=== Entries shown ===
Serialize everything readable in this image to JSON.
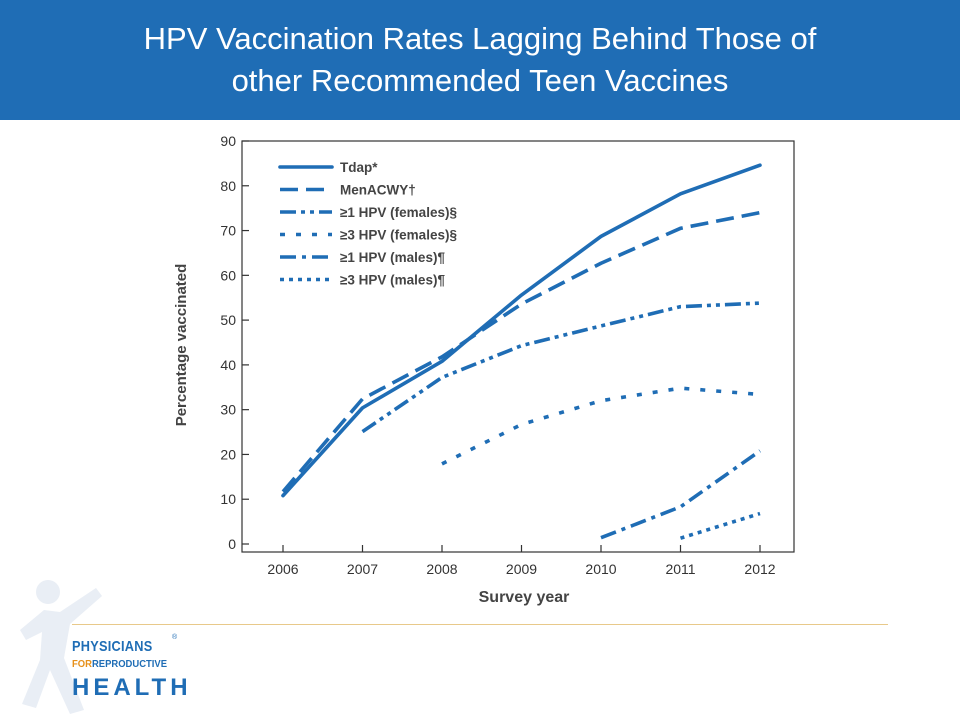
{
  "title": "HPV Vaccination Rates Lagging Behind Those of\nother Recommended Teen Vaccines",
  "colors": {
    "title_bg": "#1f6db5",
    "series": "#1f6db5",
    "logo_accent": "#e6901a",
    "rule": "#e8c98a"
  },
  "logo": {
    "line1": "PHYSICIANS",
    "line2_for": "FOR",
    "line2_rest": "REPRODUCTIVE",
    "line3": "HEALTH",
    "registered": "®"
  },
  "chart_data": {
    "type": "line",
    "title": "",
    "xlabel": "Survey year",
    "ylabel": "Percentage vaccinated",
    "x": [
      2006,
      2007,
      2008,
      2009,
      2010,
      2011,
      2012
    ],
    "xticks": [
      "2006",
      "2007",
      "2008",
      "2009",
      "2010",
      "2011",
      "2012"
    ],
    "yticks": [
      "0",
      "10",
      "20",
      "30",
      "40",
      "50",
      "60",
      "70",
      "80",
      "90"
    ],
    "xlim": [
      2006,
      2012
    ],
    "ylim": [
      0,
      90
    ],
    "grid": false,
    "legend_position": "top-left",
    "series": [
      {
        "name": "Tdap*",
        "style": "solid",
        "x": [
          2006,
          2007,
          2008,
          2009,
          2010,
          2011,
          2012
        ],
        "values": [
          10.8,
          30.4,
          40.8,
          55.6,
          68.7,
          78.2,
          84.6
        ]
      },
      {
        "name": "MenACWY†",
        "style": "dash",
        "x": [
          2006,
          2007,
          2008,
          2009,
          2010,
          2011,
          2012
        ],
        "values": [
          11.7,
          32.4,
          41.8,
          53.6,
          62.7,
          70.5,
          74.0
        ]
      },
      {
        "name": "≥1 HPV (females)§",
        "style": "dashdotdot",
        "x": [
          2007,
          2008,
          2009,
          2010,
          2011,
          2012
        ],
        "values": [
          25.1,
          37.2,
          44.3,
          48.7,
          53.0,
          53.8
        ]
      },
      {
        "name": "≥3 HPV (females)§",
        "style": "dot-wide",
        "x": [
          2008,
          2009,
          2010,
          2011,
          2012
        ],
        "values": [
          17.9,
          26.7,
          32.0,
          34.8,
          33.4
        ]
      },
      {
        "name": "≥1 HPV (males)¶",
        "style": "dashdot",
        "x": [
          2010,
          2011,
          2012
        ],
        "values": [
          1.4,
          8.3,
          20.8
        ]
      },
      {
        "name": "≥3 HPV (males)¶",
        "style": "dot",
        "x": [
          2011,
          2012
        ],
        "values": [
          1.3,
          6.8
        ]
      }
    ]
  }
}
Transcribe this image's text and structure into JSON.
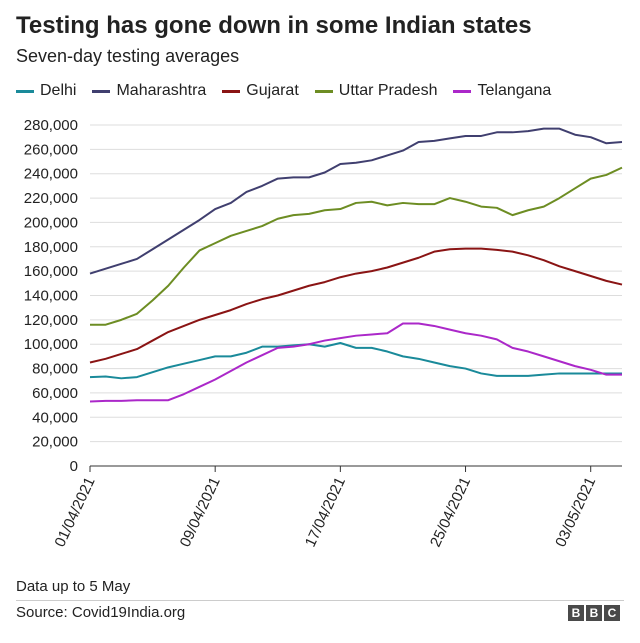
{
  "chart_data": {
    "type": "line",
    "title": "Testing has gone down in some Indian states",
    "subtitle": "Seven-day testing averages",
    "x": [
      "01/04/2021",
      "02/04/2021",
      "03/04/2021",
      "04/04/2021",
      "05/04/2021",
      "06/04/2021",
      "07/04/2021",
      "08/04/2021",
      "09/04/2021",
      "10/04/2021",
      "11/04/2021",
      "12/04/2021",
      "13/04/2021",
      "14/04/2021",
      "15/04/2021",
      "16/04/2021",
      "17/04/2021",
      "18/04/2021",
      "19/04/2021",
      "20/04/2021",
      "21/04/2021",
      "22/04/2021",
      "23/04/2021",
      "24/04/2021",
      "25/04/2021",
      "26/04/2021",
      "27/04/2021",
      "28/04/2021",
      "29/04/2021",
      "30/04/2021",
      "01/05/2021",
      "02/05/2021",
      "03/05/2021",
      "04/05/2021",
      "05/05/2021"
    ],
    "x_ticks": [
      "01/04/2021",
      "09/04/2021",
      "17/04/2021",
      "25/04/2021",
      "03/05/2021"
    ],
    "ylim": [
      0,
      280000
    ],
    "y_ticks": [
      "0",
      "20,000",
      "40,000",
      "60,000",
      "80,000",
      "100,000",
      "120,000",
      "140,000",
      "160,000",
      "180,000",
      "200,000",
      "220,000",
      "240,000",
      "260,000",
      "280,000"
    ],
    "grid": true,
    "legend": "top",
    "series": [
      {
        "name": "Delhi",
        "color": "#1a8a9a",
        "values": [
          73000,
          73500,
          72000,
          73000,
          77000,
          81000,
          84000,
          87000,
          90000,
          90000,
          93000,
          98000,
          98000,
          99000,
          100000,
          98000,
          101000,
          97000,
          97000,
          94000,
          90000,
          88000,
          85000,
          82000,
          80000,
          76000,
          74000,
          74000,
          74000,
          75000,
          76000,
          76000,
          76000,
          76000,
          76000
        ]
      },
      {
        "name": "Maharashtra",
        "color": "#403f6f",
        "values": [
          158000,
          162000,
          166000,
          170000,
          178000,
          186000,
          194000,
          202000,
          211000,
          216000,
          225000,
          230000,
          236000,
          237000,
          237000,
          241000,
          248000,
          249000,
          251000,
          255000,
          259000,
          266000,
          267000,
          269000,
          271000,
          271000,
          274000,
          274000,
          275000,
          277000,
          277000,
          272000,
          270000,
          265000,
          266000
        ]
      },
      {
        "name": "Gujarat",
        "color": "#8a1414",
        "values": [
          85000,
          88000,
          92000,
          96000,
          103000,
          110000,
          115000,
          120000,
          124000,
          128000,
          133000,
          137000,
          140000,
          144000,
          148000,
          151000,
          155000,
          158000,
          160000,
          163000,
          167000,
          171000,
          176000,
          178000,
          178500,
          178500,
          177500,
          176000,
          173000,
          169000,
          164000,
          160000,
          156000,
          152000,
          149000
        ]
      },
      {
        "name": "Uttar Pradesh",
        "color": "#6d8d23",
        "values": [
          116000,
          116000,
          120000,
          125000,
          136000,
          148000,
          163000,
          177000,
          183000,
          189000,
          193000,
          197000,
          203000,
          206000,
          207000,
          210000,
          211000,
          216000,
          217000,
          214000,
          216000,
          215000,
          215000,
          220000,
          217000,
          213000,
          212000,
          206000,
          210000,
          213000,
          220000,
          228000,
          236000,
          239000,
          245000
        ]
      },
      {
        "name": "Telangana",
        "color": "#ab28c9",
        "values": [
          53000,
          53500,
          53500,
          54000,
          54000,
          54000,
          59000,
          65000,
          71000,
          78000,
          85000,
          91000,
          97000,
          98000,
          100000,
          103000,
          105000,
          107000,
          108000,
          109000,
          117000,
          117000,
          115000,
          112000,
          109000,
          107000,
          104000,
          97000,
          94000,
          90000,
          86000,
          82000,
          79000,
          75000,
          75000
        ]
      }
    ]
  },
  "footer": {
    "note": "Data up to 5 May",
    "source": "Source: Covid19India.org",
    "logo_letters": [
      "B",
      "B",
      "C"
    ]
  }
}
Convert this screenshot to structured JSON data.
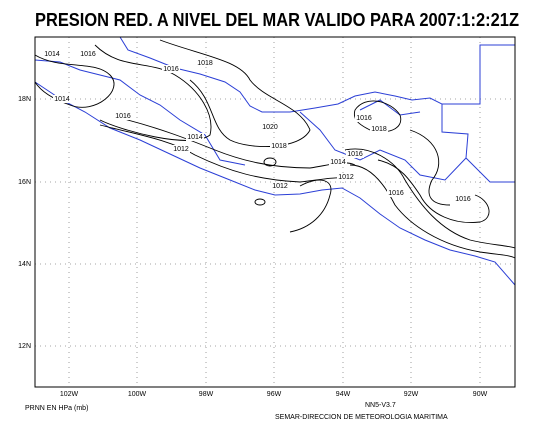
{
  "title": "PRESION RED. A NIVEL DEL MAR VALIDO PARA 2007:1:2:21Z",
  "longitude_labels": [
    "102W",
    "100W",
    "98W",
    "96W",
    "94W",
    "92W",
    "90W"
  ],
  "latitude_labels": [
    "18N",
    "16N",
    "14N",
    "12N"
  ],
  "contour_labels": [
    "1014",
    "1016",
    "1016",
    "1018",
    "1014",
    "1016",
    "1014",
    "1012",
    "1020",
    "1018",
    "1016",
    "1018",
    "1016",
    "1014",
    "1012",
    "1012",
    "1016",
    "1016"
  ],
  "footer": {
    "left": "PRNN EN HPa (mb)",
    "version": "NN5-V3.7",
    "credit": "SEMAR-DIRECCION DE METEOROLOGIA MARITIMA"
  }
}
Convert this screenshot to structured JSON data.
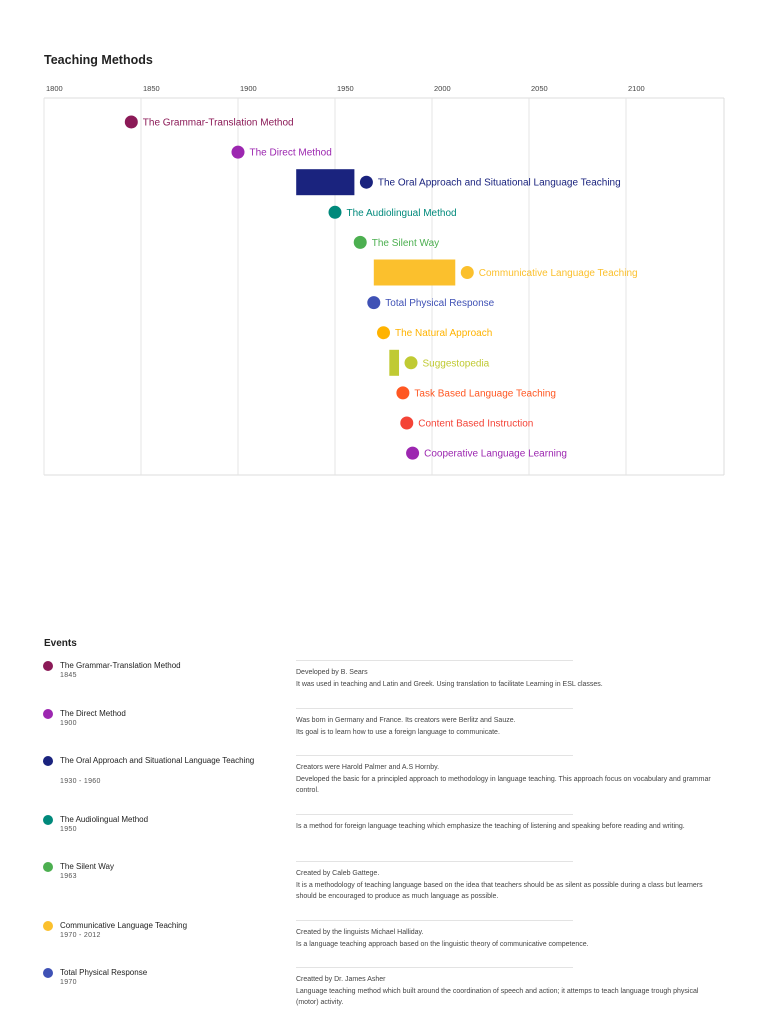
{
  "title": "Teaching Methods",
  "events_title": "Events",
  "chart_data": {
    "type": "timeline",
    "title": "Teaching Methods",
    "axis": {
      "min": 1800,
      "max": 2150,
      "ticks": [
        1800,
        1850,
        1900,
        1950,
        2000,
        2050,
        2100
      ],
      "grid": true
    },
    "items": [
      {
        "label": "The Grammar-Translation Method",
        "color": "#8b1a57",
        "start": 1845,
        "end": null
      },
      {
        "label": "The Direct Method",
        "color": "#9c27b0",
        "start": 1900,
        "end": null
      },
      {
        "label": "The Oral Approach and Situational Language Teaching",
        "color": "#1a237e",
        "start": 1930,
        "end": 1960
      },
      {
        "label": "The Audiolingual Method",
        "color": "#00897b",
        "start": 1950,
        "end": null
      },
      {
        "label": "The Silent Way",
        "color": "#4caf50",
        "start": 1963,
        "end": null
      },
      {
        "label": "Communicative Language Teaching",
        "color": "#fbc02d",
        "start": 1970,
        "end": 2012
      },
      {
        "label": "Total Physical Response",
        "color": "#3f51b5",
        "start": 1970,
        "end": null
      },
      {
        "label": "The Natural Approach",
        "color": "#ffb300",
        "start": 1975,
        "end": null
      },
      {
        "label": "Suggestopedia",
        "color": "#c0ca33",
        "start": 1978,
        "end": 1983
      },
      {
        "label": "Task Based Language Teaching",
        "color": "#ff5722",
        "start": 1985,
        "end": null
      },
      {
        "label": "Content Based Instruction",
        "color": "#f44336",
        "start": 1987,
        "end": null
      },
      {
        "label": "Cooperative Language Learning",
        "color": "#9c27b0",
        "start": 1990,
        "end": null
      }
    ]
  },
  "events": [
    {
      "name": "The Grammar-Translation Method",
      "years": "1845",
      "color": "#8b1a57",
      "lines": [
        "Developed by B. Sears",
        "It was used in teaching and Latin and Greek. Using translation to facilitate Learning in ESL classes."
      ]
    },
    {
      "name": "The Direct Method",
      "years": "1900",
      "color": "#9c27b0",
      "lines": [
        "Was born in Germany and France. Its creators were Berlitz and Sauze.",
        "Its goal is to learn how to use a foreign language to communicate."
      ]
    },
    {
      "name": "The Oral Approach and Situational Language Teaching",
      "years": "1930 - 1960",
      "color": "#1a237e",
      "lines": [
        "Creators were Harold Palmer and A.S Hornby.",
        "Developed the basic for a principled approach to methodology in language teaching. This approach focus on vocabulary and grammar control."
      ]
    },
    {
      "name": "The Audiolingual Method",
      "years": "1950",
      "color": "#00897b",
      "lines": [
        "Is a method for foreign language teaching which emphasize the teaching of listening and speaking before reading and writing."
      ]
    },
    {
      "name": "The Silent Way",
      "years": "1963",
      "color": "#4caf50",
      "lines": [
        "Created by Caleb Gattege.",
        "It is a methodology of teaching language based on the idea that teachers should be as silent as possible during a class but learners should be encouraged to produce as much language as possible."
      ]
    },
    {
      "name": "Communicative Language Teaching",
      "years": "1970 - 2012",
      "color": "#fbc02d",
      "lines": [
        "Created by the linguists Michael Halliday.",
        "Is a language teaching approach based on the linguistic theory of communicative competence."
      ]
    },
    {
      "name": "Total Physical Response",
      "years": "1970",
      "color": "#3f51b5",
      "lines": [
        "Creatted by Dr. James Asher",
        "Language teaching method which built around the coordination of speech and action; it attemps to teach language trough physical (motor) activity."
      ]
    }
  ]
}
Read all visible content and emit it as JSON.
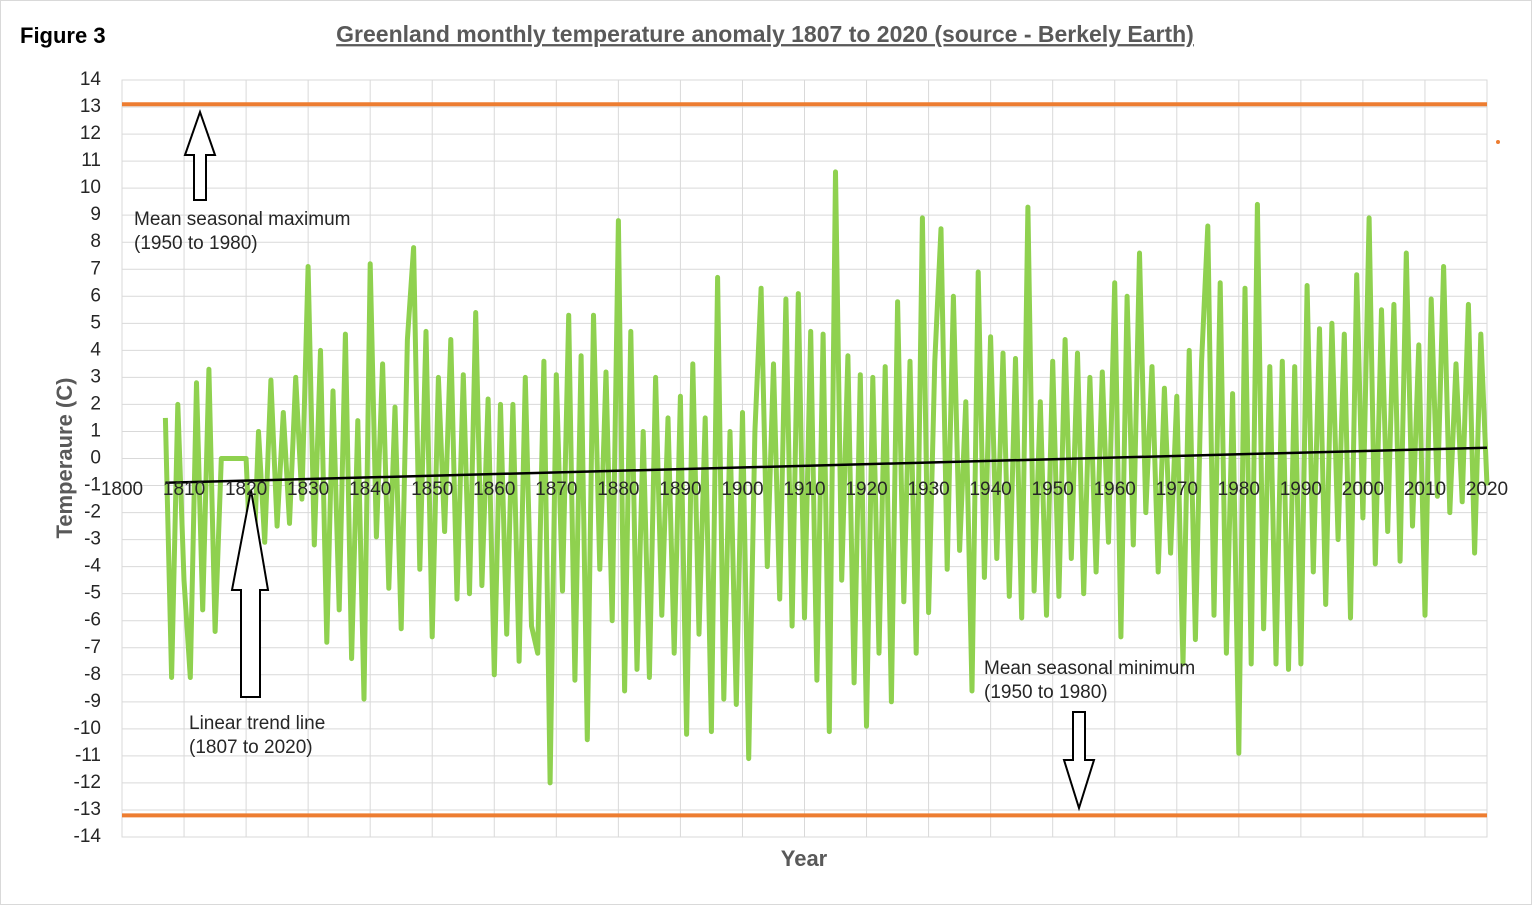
{
  "chart_data": {
    "type": "line",
    "figure_label": "Figure 3",
    "title": "Greenland monthly temperature anomaly 1807 to 2020 (source - Berkely Earth)",
    "xlabel": "Year",
    "ylabel": "Temperaure (C)",
    "xlim": [
      1800,
      2020
    ],
    "xticks": [
      1800,
      1810,
      1820,
      1830,
      1840,
      1850,
      1860,
      1870,
      1880,
      1890,
      1900,
      1910,
      1920,
      1930,
      1940,
      1950,
      1960,
      1970,
      1980,
      1990,
      2000,
      2010,
      2020
    ],
    "ylim": [
      -14,
      14
    ],
    "yticks": [
      -14,
      -13,
      -12,
      -11,
      -10,
      -9,
      -8,
      -7,
      -6,
      -5,
      -4,
      -3,
      -2,
      -1,
      0,
      1,
      2,
      3,
      4,
      5,
      6,
      7,
      8,
      9,
      10,
      11,
      12,
      13,
      14
    ],
    "grid": true,
    "series": [
      {
        "color": "#8fd14f",
        "x": [
          1807,
          1808,
          1809,
          1810,
          1811,
          1812,
          1813,
          1814,
          1815,
          1816,
          1817,
          1818,
          1819,
          1820,
          1821,
          1822,
          1823,
          1824,
          1825,
          1826,
          1827,
          1828,
          1829,
          1830,
          1831,
          1832,
          1833,
          1834,
          1835,
          1836,
          1837,
          1838,
          1839,
          1840,
          1841,
          1842,
          1843,
          1844,
          1845,
          1846,
          1847,
          1848,
          1849,
          1850,
          1851,
          1852,
          1853,
          1854,
          1855,
          1856,
          1857,
          1858,
          1859,
          1860,
          1861,
          1862,
          1863,
          1864,
          1865,
          1866,
          1867,
          1868,
          1869,
          1870,
          1871,
          1872,
          1873,
          1874,
          1875,
          1876,
          1877,
          1878,
          1879,
          1880,
          1881,
          1882,
          1883,
          1884,
          1885,
          1886,
          1887,
          1888,
          1889,
          1890,
          1891,
          1892,
          1893,
          1894,
          1895,
          1896,
          1897,
          1898,
          1899,
          1900,
          1901,
          1902,
          1903,
          1904,
          1905,
          1906,
          1907,
          1908,
          1909,
          1910,
          1911,
          1912,
          1913,
          1914,
          1915,
          1916,
          1917,
          1918,
          1919,
          1920,
          1921,
          1922,
          1923,
          1924,
          1925,
          1926,
          1927,
          1928,
          1929,
          1930,
          1931,
          1932,
          1933,
          1934,
          1935,
          1936,
          1937,
          1938,
          1939,
          1940,
          1941,
          1942,
          1943,
          1944,
          1945,
          1946,
          1947,
          1948,
          1949,
          1950,
          1951,
          1952,
          1953,
          1954,
          1955,
          1956,
          1957,
          1958,
          1959,
          1960,
          1961,
          1962,
          1963,
          1964,
          1965,
          1966,
          1967,
          1968,
          1969,
          1970,
          1971,
          1972,
          1973,
          1974,
          1975,
          1976,
          1977,
          1978,
          1979,
          1980,
          1981,
          1982,
          1983,
          1984,
          1985,
          1986,
          1987,
          1988,
          1989,
          1990,
          1991,
          1992,
          1993,
          1994,
          1995,
          1996,
          1997,
          1998,
          1999,
          2000,
          2001,
          2002,
          2003,
          2004,
          2005,
          2006,
          2007,
          2008,
          2009,
          2010,
          2011,
          2012,
          2013,
          2014,
          2015,
          2016,
          2017,
          2018,
          2019,
          2020
        ],
        "values": [
          1.5,
          -8.1,
          2.0,
          -4.5,
          -8.1,
          2.8,
          -5.6,
          3.3,
          -6.4,
          0,
          0,
          0,
          0,
          0,
          -5.3,
          1.0,
          -3.1,
          2.9,
          -2.5,
          1.7,
          -2.4,
          3.0,
          -1.5,
          7.1,
          -3.2,
          4.0,
          -6.8,
          2.5,
          -5.6,
          4.6,
          -7.4,
          1.4,
          -8.9,
          7.2,
          -2.9,
          3.5,
          -4.8,
          1.9,
          -6.3,
          4.4,
          7.8,
          -4.1,
          4.7,
          -6.6,
          3.0,
          -2.7,
          4.4,
          -5.2,
          3.1,
          -5.0,
          5.4,
          -4.7,
          2.2,
          -8.0,
          2.0,
          -6.5,
          2.0,
          -7.5,
          3.0,
          -6.2,
          -7.2,
          3.6,
          -12.0,
          3.1,
          -4.9,
          5.3,
          -8.2,
          3.8,
          -10.4,
          5.3,
          -4.1,
          3.2,
          -6.0,
          8.8,
          -8.6,
          4.7,
          -7.8,
          1.0,
          -8.1,
          3.0,
          -5.8,
          1.5,
          -7.2,
          2.3,
          -10.2,
          3.5,
          -6.5,
          1.5,
          -10.1,
          6.7,
          -8.9,
          1.0,
          -9.1,
          1.7,
          -11.1,
          1.0,
          6.3,
          -4.0,
          3.5,
          -5.2,
          5.9,
          -6.2,
          6.1,
          -5.9,
          4.7,
          -8.2,
          4.6,
          -10.1,
          10.6,
          -4.5,
          3.8,
          -8.3,
          3.1,
          -9.9,
          3.0,
          -7.2,
          3.4,
          -9.0,
          5.8,
          -5.3,
          3.6,
          -7.2,
          8.9,
          -5.7,
          3.6,
          8.5,
          -4.1,
          6.0,
          -3.4,
          2.1,
          -8.6,
          6.9,
          -4.4,
          4.5,
          -3.7,
          3.9,
          -5.1,
          3.7,
          -5.9,
          9.3,
          -4.9,
          2.1,
          -5.8,
          3.6,
          -5.1,
          4.4,
          -3.7,
          3.9,
          -5.0,
          3.0,
          -4.2,
          3.2,
          -3.1,
          6.5,
          -6.6,
          6.0,
          -3.2,
          7.6,
          -2.0,
          3.4,
          -4.2,
          2.6,
          -3.5,
          2.3,
          -7.6,
          4.0,
          -6.7,
          3.6,
          8.6,
          -5.8,
          6.5,
          -7.2,
          2.4,
          -10.9,
          6.3,
          -7.6,
          9.4,
          -6.3,
          3.4,
          -7.6,
          3.6,
          -7.8,
          3.4,
          -7.6,
          6.4,
          -4.2,
          4.8,
          -5.4,
          5.0,
          -3.0,
          4.6,
          -5.9,
          6.8,
          -2.2,
          8.9,
          -3.9,
          5.5,
          -2.7,
          5.7,
          -3.8,
          7.6,
          -2.5,
          4.2,
          -5.8,
          5.9,
          -1.4,
          7.1,
          -2.0,
          3.5,
          -1.6,
          5.7,
          -3.5,
          4.6,
          -1.0
        ]
      },
      {
        "color": "#ed7d31",
        "x": [
          1800,
          2020
        ],
        "values": [
          13.1,
          13.1
        ]
      },
      {
        "color": "#ed7d31",
        "x": [
          1800,
          2020
        ],
        "values": [
          -13.2,
          -13.2
        ]
      },
      {
        "color": "#000000",
        "x": [
          1807,
          2020
        ],
        "values": [
          -0.9,
          0.4
        ]
      }
    ],
    "annotations": [
      {
        "text": "Mean seasonal maximum"
      },
      {
        "text": "(1950 to  1980)"
      },
      {
        "text": "Linear trend line"
      },
      {
        "text": "(1807 to 2020)"
      },
      {
        "text": "Mean seasonal minimum"
      },
      {
        "text": "(1950 to 1980)"
      }
    ]
  }
}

=== Problem details ===
Tally up the lines in the records containing the word "grid", then give the count and nothing else.

=== The output ===
4